* BEGIN Recorded information *

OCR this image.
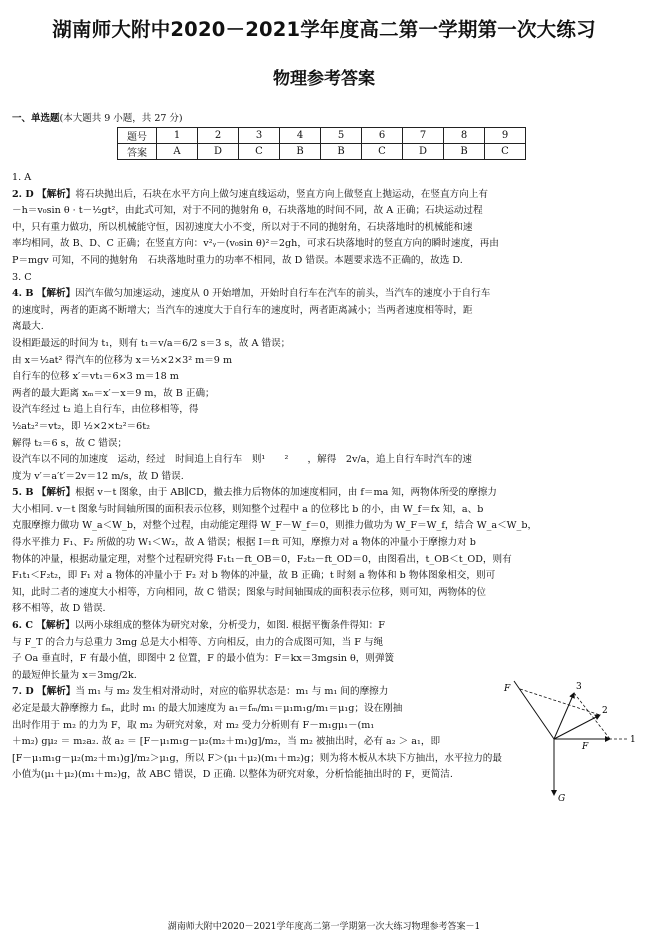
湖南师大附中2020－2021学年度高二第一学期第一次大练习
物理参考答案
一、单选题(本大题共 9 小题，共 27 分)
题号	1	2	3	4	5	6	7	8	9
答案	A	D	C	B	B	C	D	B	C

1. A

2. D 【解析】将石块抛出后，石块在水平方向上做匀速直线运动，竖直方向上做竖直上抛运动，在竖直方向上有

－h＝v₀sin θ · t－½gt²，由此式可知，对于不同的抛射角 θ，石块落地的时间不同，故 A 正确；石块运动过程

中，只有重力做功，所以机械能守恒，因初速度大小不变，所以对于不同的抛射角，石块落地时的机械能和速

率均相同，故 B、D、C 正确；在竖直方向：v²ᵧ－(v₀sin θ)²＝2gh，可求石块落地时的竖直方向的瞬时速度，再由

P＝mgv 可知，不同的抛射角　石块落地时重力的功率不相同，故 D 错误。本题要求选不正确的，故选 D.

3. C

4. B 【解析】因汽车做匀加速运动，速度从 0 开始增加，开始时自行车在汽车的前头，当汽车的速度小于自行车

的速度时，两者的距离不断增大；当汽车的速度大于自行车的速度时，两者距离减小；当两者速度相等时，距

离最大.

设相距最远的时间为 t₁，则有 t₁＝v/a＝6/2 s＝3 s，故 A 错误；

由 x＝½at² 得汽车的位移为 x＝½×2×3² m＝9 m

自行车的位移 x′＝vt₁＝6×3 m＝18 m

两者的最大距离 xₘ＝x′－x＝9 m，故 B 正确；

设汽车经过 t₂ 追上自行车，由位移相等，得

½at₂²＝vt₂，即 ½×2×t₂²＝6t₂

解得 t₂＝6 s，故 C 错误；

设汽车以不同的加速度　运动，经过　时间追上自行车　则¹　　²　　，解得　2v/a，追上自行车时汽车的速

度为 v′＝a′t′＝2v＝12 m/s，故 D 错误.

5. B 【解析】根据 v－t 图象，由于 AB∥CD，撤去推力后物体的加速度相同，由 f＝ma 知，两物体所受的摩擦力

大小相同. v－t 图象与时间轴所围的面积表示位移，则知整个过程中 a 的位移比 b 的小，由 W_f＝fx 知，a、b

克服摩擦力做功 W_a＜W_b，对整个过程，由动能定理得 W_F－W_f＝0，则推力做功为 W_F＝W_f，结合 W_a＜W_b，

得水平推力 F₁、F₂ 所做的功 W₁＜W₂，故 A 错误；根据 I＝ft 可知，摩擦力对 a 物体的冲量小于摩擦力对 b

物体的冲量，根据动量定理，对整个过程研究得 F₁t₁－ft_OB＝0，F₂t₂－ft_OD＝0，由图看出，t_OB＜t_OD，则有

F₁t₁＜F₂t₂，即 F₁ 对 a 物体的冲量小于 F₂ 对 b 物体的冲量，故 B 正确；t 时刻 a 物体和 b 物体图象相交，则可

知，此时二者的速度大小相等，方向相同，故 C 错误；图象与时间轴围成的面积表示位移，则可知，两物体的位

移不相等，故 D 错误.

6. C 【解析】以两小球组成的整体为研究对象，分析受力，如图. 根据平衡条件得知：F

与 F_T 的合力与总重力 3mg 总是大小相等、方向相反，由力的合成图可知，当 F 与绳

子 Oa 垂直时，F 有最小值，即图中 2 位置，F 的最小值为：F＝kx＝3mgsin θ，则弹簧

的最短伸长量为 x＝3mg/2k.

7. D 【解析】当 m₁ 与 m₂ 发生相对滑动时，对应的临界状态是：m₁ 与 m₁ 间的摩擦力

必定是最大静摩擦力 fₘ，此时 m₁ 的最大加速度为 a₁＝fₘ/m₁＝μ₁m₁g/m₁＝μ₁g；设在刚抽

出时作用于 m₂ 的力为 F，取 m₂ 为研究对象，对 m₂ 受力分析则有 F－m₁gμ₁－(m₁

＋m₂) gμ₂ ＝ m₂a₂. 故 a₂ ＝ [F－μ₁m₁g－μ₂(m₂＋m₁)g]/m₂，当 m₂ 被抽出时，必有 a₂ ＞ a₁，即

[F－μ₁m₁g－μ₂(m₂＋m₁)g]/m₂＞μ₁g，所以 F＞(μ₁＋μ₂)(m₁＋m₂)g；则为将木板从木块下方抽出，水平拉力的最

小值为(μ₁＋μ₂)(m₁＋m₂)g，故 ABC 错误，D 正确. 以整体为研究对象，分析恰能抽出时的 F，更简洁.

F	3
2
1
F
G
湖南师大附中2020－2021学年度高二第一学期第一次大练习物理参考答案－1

* END Recorded information *
* BEGIN Recorded information *

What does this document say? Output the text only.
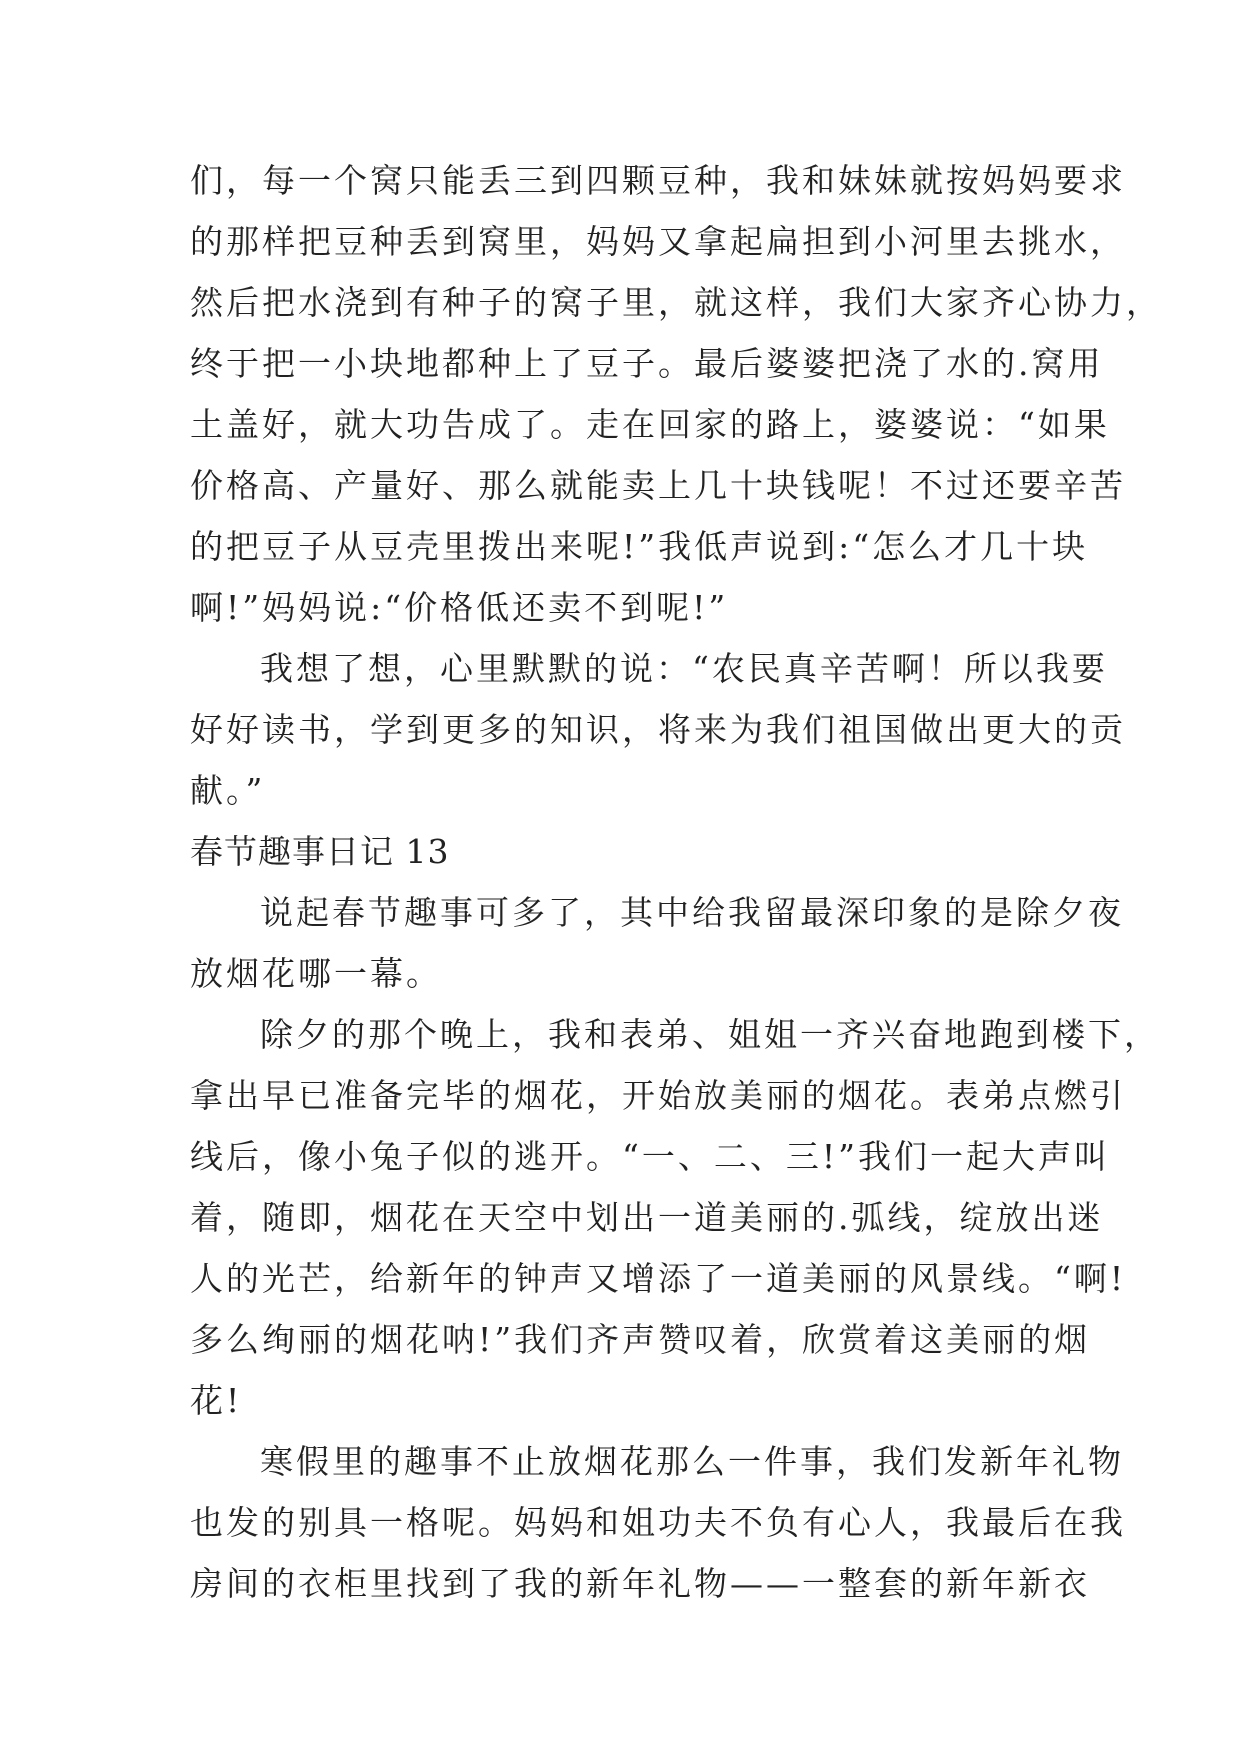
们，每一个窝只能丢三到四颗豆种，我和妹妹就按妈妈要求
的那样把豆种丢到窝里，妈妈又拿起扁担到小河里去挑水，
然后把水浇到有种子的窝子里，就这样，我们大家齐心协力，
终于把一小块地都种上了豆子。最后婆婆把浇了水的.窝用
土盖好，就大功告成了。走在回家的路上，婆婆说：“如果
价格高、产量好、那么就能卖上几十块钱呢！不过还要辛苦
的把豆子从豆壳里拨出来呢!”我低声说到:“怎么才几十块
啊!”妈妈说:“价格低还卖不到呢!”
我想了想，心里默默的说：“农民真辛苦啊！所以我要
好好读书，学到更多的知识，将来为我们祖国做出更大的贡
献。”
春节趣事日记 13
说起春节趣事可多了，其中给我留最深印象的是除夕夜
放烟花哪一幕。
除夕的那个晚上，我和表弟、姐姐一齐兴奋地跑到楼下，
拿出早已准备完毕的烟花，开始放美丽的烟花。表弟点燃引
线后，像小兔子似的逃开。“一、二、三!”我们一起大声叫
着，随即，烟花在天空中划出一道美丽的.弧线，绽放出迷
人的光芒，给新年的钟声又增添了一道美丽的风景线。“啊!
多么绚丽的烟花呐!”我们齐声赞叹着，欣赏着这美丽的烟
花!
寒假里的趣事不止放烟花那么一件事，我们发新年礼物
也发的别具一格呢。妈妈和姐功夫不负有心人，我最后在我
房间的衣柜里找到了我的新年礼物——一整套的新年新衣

* END Recorded information *

• _Aim_
Copy whichever lines in the listing above contain the word "F₂t₂".

• _Reply to the task_
物体的冲量，根据动量定理，对整个过程研究得 F₁t₁－ft_OB＝0，F₂t₂－ft_OD＝0，由图看出，t_OB＜t_OD，则有
F₁t₁＜F₂t₂，即 F₁ 对 a 物体的冲量小于 F₂ 对 b 物体的冲量，故 B 正确；t 时刻 a 物体和 b 物体图象相交，则可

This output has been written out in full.